• TASK TO COMPLETE: Of the lines in these entries, how many contain the string "loans"? Give the number and nothing else.

╔══

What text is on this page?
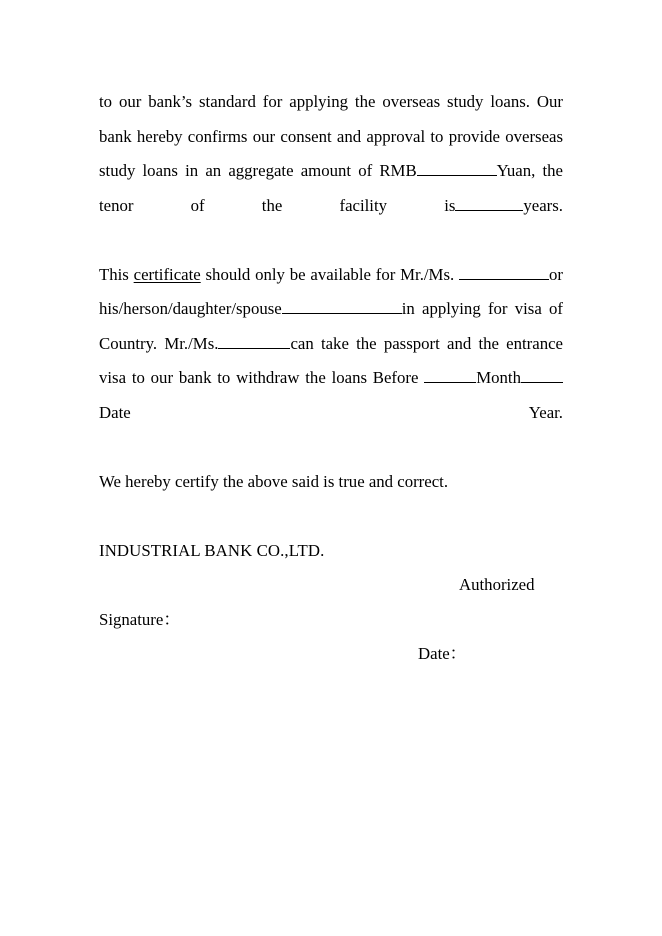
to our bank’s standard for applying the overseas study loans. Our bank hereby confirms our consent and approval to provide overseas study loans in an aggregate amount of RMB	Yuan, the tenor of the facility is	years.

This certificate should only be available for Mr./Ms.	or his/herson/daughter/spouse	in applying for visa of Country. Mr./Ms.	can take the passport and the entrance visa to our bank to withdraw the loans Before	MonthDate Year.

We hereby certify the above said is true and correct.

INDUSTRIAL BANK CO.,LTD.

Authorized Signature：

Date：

╚══

• OUTPUT OF THE EXERCISE: 2